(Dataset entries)
>> Begin

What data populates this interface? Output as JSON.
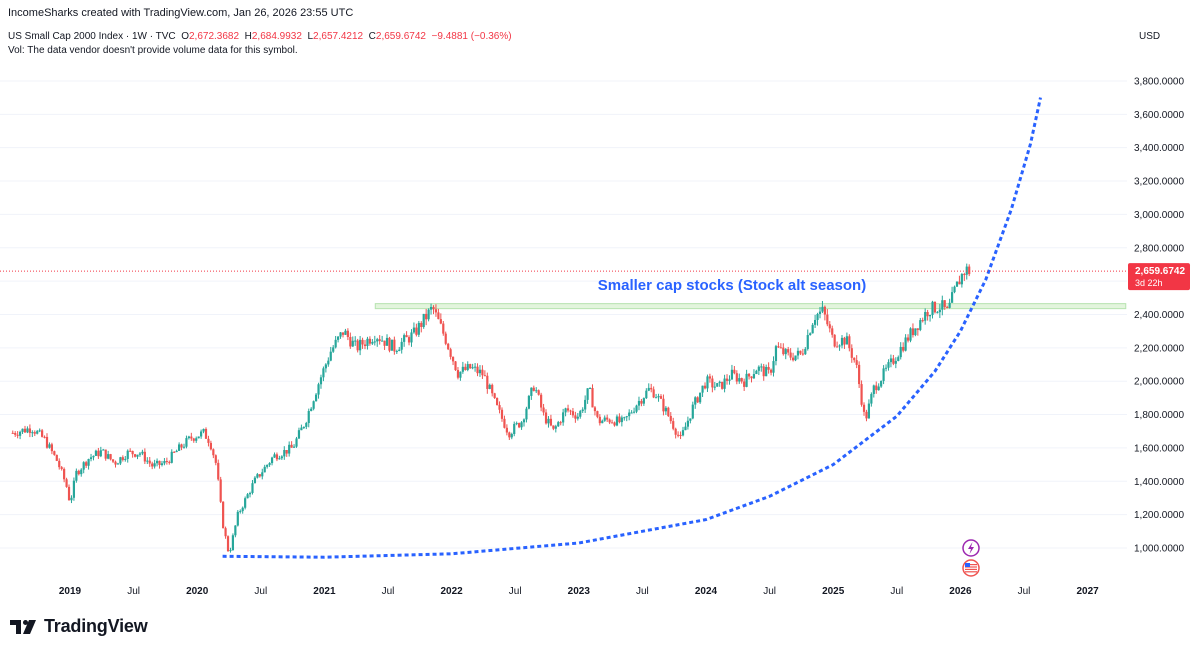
{
  "header": {
    "credit": "IncomeSharks created with TradingView.com, Jan 26, 2026 23:55 UTC",
    "symbol": "US Small Cap 2000 Index · 1W · TVC",
    "open_label": "O",
    "open": "2,672.3682",
    "high_label": "H",
    "high": "2,684.9932",
    "low_label": "L",
    "low": "2,657.4212",
    "close_label": "C",
    "close": "2,659.6742",
    "change": "−9.4881 (−0.36%)",
    "volume_note": "Vol: The data vendor doesn't provide volume data for this symbol."
  },
  "currency": "USD",
  "brand": {
    "name": "TradingView",
    "icon": "tradingview-logo-icon"
  },
  "price_tag": {
    "value": "2,659.6742",
    "countdown": "3d 22h"
  },
  "annotation": {
    "text": "Smaller cap stocks (Stock alt season)"
  },
  "icons": {
    "flash": "lightning-icon",
    "flag": "us-flag-icon"
  },
  "colors": {
    "up": "#26a69a",
    "down": "#ef5350",
    "curve": "#2962ff",
    "resistance": "#b7e3b0",
    "price_line": "#f23645",
    "annotation": "#2962ff"
  },
  "chart_data": {
    "type": "candlestick",
    "interval": "1W",
    "y_axis": {
      "unit": "USD",
      "ticks": [
        1000,
        1200,
        1400,
        1600,
        1800,
        2000,
        2200,
        2400,
        2600,
        2800,
        3000,
        3200,
        3400,
        3600,
        3800
      ],
      "tick_labels": [
        "1,000.0000",
        "1,200.0000",
        "1,400.0000",
        "1,600.0000",
        "1,800.0000",
        "2,000.0000",
        "2,200.0000",
        "2,400.0000",
        "2,600.0000",
        "2,800.0000",
        "3,000.0000",
        "3,200.0000",
        "3,400.0000",
        "3,600.0000",
        "3,800.0000"
      ]
    },
    "x_axis": {
      "labels": [
        {
          "t": 2019.0,
          "label": "2019",
          "year": true
        },
        {
          "t": 2019.5,
          "label": "Jul",
          "year": false
        },
        {
          "t": 2020.0,
          "label": "2020",
          "year": true
        },
        {
          "t": 2020.5,
          "label": "Jul",
          "year": false
        },
        {
          "t": 2021.0,
          "label": "2021",
          "year": true
        },
        {
          "t": 2021.5,
          "label": "Jul",
          "year": false
        },
        {
          "t": 2022.0,
          "label": "2022",
          "year": true
        },
        {
          "t": 2022.5,
          "label": "Jul",
          "year": false
        },
        {
          "t": 2023.0,
          "label": "2023",
          "year": true
        },
        {
          "t": 2023.5,
          "label": "Jul",
          "year": false
        },
        {
          "t": 2024.0,
          "label": "2024",
          "year": true
        },
        {
          "t": 2024.5,
          "label": "Jul",
          "year": false
        },
        {
          "t": 2025.0,
          "label": "2025",
          "year": true
        },
        {
          "t": 2025.5,
          "label": "Jul",
          "year": false
        },
        {
          "t": 2026.0,
          "label": "2026",
          "year": true
        },
        {
          "t": 2026.5,
          "label": "Jul",
          "year": false
        },
        {
          "t": 2027.0,
          "label": "2027",
          "year": true
        }
      ]
    },
    "price_path": [
      [
        2018.55,
        1690
      ],
      [
        2018.7,
        1720
      ],
      [
        2018.8,
        1650
      ],
      [
        2018.9,
        1520
      ],
      [
        2018.97,
        1380
      ],
      [
        2019.0,
        1270
      ],
      [
        2019.05,
        1450
      ],
      [
        2019.15,
        1540
      ],
      [
        2019.25,
        1580
      ],
      [
        2019.35,
        1510
      ],
      [
        2019.45,
        1570
      ],
      [
        2019.55,
        1570
      ],
      [
        2019.65,
        1490
      ],
      [
        2019.75,
        1510
      ],
      [
        2019.85,
        1590
      ],
      [
        2019.95,
        1660
      ],
      [
        2020.05,
        1690
      ],
      [
        2020.1,
        1640
      ],
      [
        2020.15,
        1500
      ],
      [
        2020.2,
        1150
      ],
      [
        2020.25,
        960
      ],
      [
        2020.32,
        1200
      ],
      [
        2020.45,
        1400
      ],
      [
        2020.6,
        1550
      ],
      [
        2020.75,
        1600
      ],
      [
        2020.85,
        1760
      ],
      [
        2020.95,
        1980
      ],
      [
        2021.05,
        2180
      ],
      [
        2021.15,
        2300
      ],
      [
        2021.25,
        2200
      ],
      [
        2021.4,
        2280
      ],
      [
        2021.55,
        2200
      ],
      [
        2021.7,
        2280
      ],
      [
        2021.85,
        2440
      ],
      [
        2021.95,
        2260
      ],
      [
        2022.05,
        2050
      ],
      [
        2022.15,
        2080
      ],
      [
        2022.25,
        2040
      ],
      [
        2022.35,
        1850
      ],
      [
        2022.45,
        1690
      ],
      [
        2022.55,
        1760
      ],
      [
        2022.65,
        1980
      ],
      [
        2022.72,
        1800
      ],
      [
        2022.8,
        1700
      ],
      [
        2022.9,
        1830
      ],
      [
        2023.0,
        1790
      ],
      [
        2023.08,
        1950
      ],
      [
        2023.15,
        1760
      ],
      [
        2023.25,
        1770
      ],
      [
        2023.35,
        1750
      ],
      [
        2023.45,
        1860
      ],
      [
        2023.55,
        1950
      ],
      [
        2023.6,
        1930
      ],
      [
        2023.7,
        1800
      ],
      [
        2023.8,
        1650
      ],
      [
        2023.9,
        1850
      ],
      [
        2024.0,
        2000
      ],
      [
        2024.1,
        1960
      ],
      [
        2024.2,
        2040
      ],
      [
        2024.3,
        2000
      ],
      [
        2024.4,
        2080
      ],
      [
        2024.5,
        2040
      ],
      [
        2024.55,
        2200
      ],
      [
        2024.65,
        2150
      ],
      [
        2024.75,
        2160
      ],
      [
        2024.85,
        2390
      ],
      [
        2024.92,
        2420
      ],
      [
        2025.0,
        2240
      ],
      [
        2025.1,
        2250
      ],
      [
        2025.18,
        2100
      ],
      [
        2025.25,
        1760
      ],
      [
        2025.32,
        1960
      ],
      [
        2025.45,
        2100
      ],
      [
        2025.55,
        2220
      ],
      [
        2025.65,
        2330
      ],
      [
        2025.75,
        2430
      ],
      [
        2025.85,
        2450
      ],
      [
        2025.9,
        2410
      ],
      [
        2025.95,
        2530
      ],
      [
        2026.0,
        2620
      ],
      [
        2026.04,
        2672
      ],
      [
        2026.07,
        2659.67
      ]
    ],
    "resistance_level": 2450,
    "resistance_span": [
      2021.4,
      2027.3
    ],
    "curve_points": [
      [
        2020.2,
        950
      ],
      [
        2021.0,
        945
      ],
      [
        2022.0,
        965
      ],
      [
        2023.0,
        1030
      ],
      [
        2024.0,
        1170
      ],
      [
        2024.5,
        1310
      ],
      [
        2025.0,
        1500
      ],
      [
        2025.5,
        1790
      ],
      [
        2025.8,
        2060
      ],
      [
        2026.0,
        2300
      ],
      [
        2026.2,
        2610
      ],
      [
        2026.4,
        3030
      ],
      [
        2026.55,
        3420
      ],
      [
        2026.63,
        3700
      ]
    ],
    "last_price": 2659.6742
  }
}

>> End

Stated exercise
Repeat everything in the records precisely. Images are excluded from the copy.

Reply
What data populates this interface? Output as JSON.
{
  "header": {
    "credit": "IncomeSharks created with TradingView.com, Jan 26, 2026 23:55 UTC",
    "symbol": "US Small Cap 2000 Index · 1W · TVC",
    "open_label": "O",
    "open": "2,672.3682",
    "high_label": "H",
    "high": "2,684.9932",
    "low_label": "L",
    "low": "2,657.4212",
    "close_label": "C",
    "close": "2,659.6742",
    "change": "−9.4881 (−0.36%)",
    "volume_note": "Vol: The data vendor doesn't provide volume data for this symbol."
  },
  "currency": "USD",
  "brand": {
    "name": "TradingView",
    "icon": "tradingview-logo-icon"
  },
  "price_tag": {
    "value": "2,659.6742",
    "countdown": "3d 22h"
  },
  "annotation": {
    "text": "Smaller cap stocks (Stock alt season)"
  },
  "icons": {
    "flash": "lightning-icon",
    "flag": "us-flag-icon"
  },
  "colors": {
    "up": "#26a69a",
    "down": "#ef5350",
    "curve": "#2962ff",
    "resistance": "#b7e3b0",
    "price_line": "#f23645",
    "annotation": "#2962ff"
  },
  "chart_data": {
    "type": "candlestick",
    "interval": "1W",
    "y_axis": {
      "unit": "USD",
      "ticks": [
        1000,
        1200,
        1400,
        1600,
        1800,
        2000,
        2200,
        2400,
        2600,
        2800,
        3000,
        3200,
        3400,
        3600,
        3800
      ],
      "tick_labels": [
        "1,000.0000",
        "1,200.0000",
        "1,400.0000",
        "1,600.0000",
        "1,800.0000",
        "2,000.0000",
        "2,200.0000",
        "2,400.0000",
        "2,600.0000",
        "2,800.0000",
        "3,000.0000",
        "3,200.0000",
        "3,400.0000",
        "3,600.0000",
        "3,800.0000"
      ]
    },
    "x_axis": {
      "labels": [
        {
          "t": 2019.0,
          "label": "2019",
          "year": true
        },
        {
          "t": 2019.5,
          "label": "Jul",
          "year": false
        },
        {
          "t": 2020.0,
          "label": "2020",
          "year": true
        },
        {
          "t": 2020.5,
          "label": "Jul",
          "year": false
        },
        {
          "t": 2021.0,
          "label": "2021",
          "year": true
        },
        {
          "t": 2021.5,
          "label": "Jul",
          "year": false
        },
        {
          "t": 2022.0,
          "label": "2022",
          "year": true
        },
        {
          "t": 2022.5,
          "label": "Jul",
          "year": false
        },
        {
          "t": 2023.0,
          "label": "2023",
          "year": true
        },
        {
          "t": 2023.5,
          "label": "Jul",
          "year": false
        },
        {
          "t": 2024.0,
          "label": "2024",
          "year": true
        },
        {
          "t": 2024.5,
          "label": "Jul",
          "year": false
        },
        {
          "t": 2025.0,
          "label": "2025",
          "year": true
        },
        {
          "t": 2025.5,
          "label": "Jul",
          "year": false
        },
        {
          "t": 2026.0,
          "label": "2026",
          "year": true
        },
        {
          "t": 2026.5,
          "label": "Jul",
          "year": false
        },
        {
          "t": 2027.0,
          "label": "2027",
          "year": true
        }
      ]
    },
    "price_path": [
      [
        2018.55,
        1690
      ],
      [
        2018.7,
        1720
      ],
      [
        2018.8,
        1650
      ],
      [
        2018.9,
        1520
      ],
      [
        2018.97,
        1380
      ],
      [
        2019.0,
        1270
      ],
      [
        2019.05,
        1450
      ],
      [
        2019.15,
        1540
      ],
      [
        2019.25,
        1580
      ],
      [
        2019.35,
        1510
      ],
      [
        2019.45,
        1570
      ],
      [
        2019.55,
        1570
      ],
      [
        2019.65,
        1490
      ],
      [
        2019.75,
        1510
      ],
      [
        2019.85,
        1590
      ],
      [
        2019.95,
        1660
      ],
      [
        2020.05,
        1690
      ],
      [
        2020.1,
        1640
      ],
      [
        2020.15,
        1500
      ],
      [
        2020.2,
        1150
      ],
      [
        2020.25,
        960
      ],
      [
        2020.32,
        1200
      ],
      [
        2020.45,
        1400
      ],
      [
        2020.6,
        1550
      ],
      [
        2020.75,
        1600
      ],
      [
        2020.85,
        1760
      ],
      [
        2020.95,
        1980
      ],
      [
        2021.05,
        2180
      ],
      [
        2021.15,
        2300
      ],
      [
        2021.25,
        2200
      ],
      [
        2021.4,
        2280
      ],
      [
        2021.55,
        2200
      ],
      [
        2021.7,
        2280
      ],
      [
        2021.85,
        2440
      ],
      [
        2021.95,
        2260
      ],
      [
        2022.05,
        2050
      ],
      [
        2022.15,
        2080
      ],
      [
        2022.25,
        2040
      ],
      [
        2022.35,
        1850
      ],
      [
        2022.45,
        1690
      ],
      [
        2022.55,
        1760
      ],
      [
        2022.65,
        1980
      ],
      [
        2022.72,
        1800
      ],
      [
        2022.8,
        1700
      ],
      [
        2022.9,
        1830
      ],
      [
        2023.0,
        1790
      ],
      [
        2023.08,
        1950
      ],
      [
        2023.15,
        1760
      ],
      [
        2023.25,
        1770
      ],
      [
        2023.35,
        1750
      ],
      [
        2023.45,
        1860
      ],
      [
        2023.55,
        1950
      ],
      [
        2023.6,
        1930
      ],
      [
        2023.7,
        1800
      ],
      [
        2023.8,
        1650
      ],
      [
        2023.9,
        1850
      ],
      [
        2024.0,
        2000
      ],
      [
        2024.1,
        1960
      ],
      [
        2024.2,
        2040
      ],
      [
        2024.3,
        2000
      ],
      [
        2024.4,
        2080
      ],
      [
        2024.5,
        2040
      ],
      [
        2024.55,
        2200
      ],
      [
        2024.65,
        2150
      ],
      [
        2024.75,
        2160
      ],
      [
        2024.85,
        2390
      ],
      [
        2024.92,
        2420
      ],
      [
        2025.0,
        2240
      ],
      [
        2025.1,
        2250
      ],
      [
        2025.18,
        2100
      ],
      [
        2025.25,
        1760
      ],
      [
        2025.32,
        1960
      ],
      [
        2025.45,
        2100
      ],
      [
        2025.55,
        2220
      ],
      [
        2025.65,
        2330
      ],
      [
        2025.75,
        2430
      ],
      [
        2025.85,
        2450
      ],
      [
        2025.9,
        2410
      ],
      [
        2025.95,
        2530
      ],
      [
        2026.0,
        2620
      ],
      [
        2026.04,
        2672
      ],
      [
        2026.07,
        2659.67
      ]
    ],
    "resistance_level": 2450,
    "resistance_span": [
      2021.4,
      2027.3
    ],
    "curve_points": [
      [
        2020.2,
        950
      ],
      [
        2021.0,
        945
      ],
      [
        2022.0,
        965
      ],
      [
        2023.0,
        1030
      ],
      [
        2024.0,
        1170
      ],
      [
        2024.5,
        1310
      ],
      [
        2025.0,
        1500
      ],
      [
        2025.5,
        1790
      ],
      [
        2025.8,
        2060
      ],
      [
        2026.0,
        2300
      ],
      [
        2026.2,
        2610
      ],
      [
        2026.4,
        3030
      ],
      [
        2026.55,
        3420
      ],
      [
        2026.63,
        3700
      ]
    ],
    "last_price": 2659.6742
  }
}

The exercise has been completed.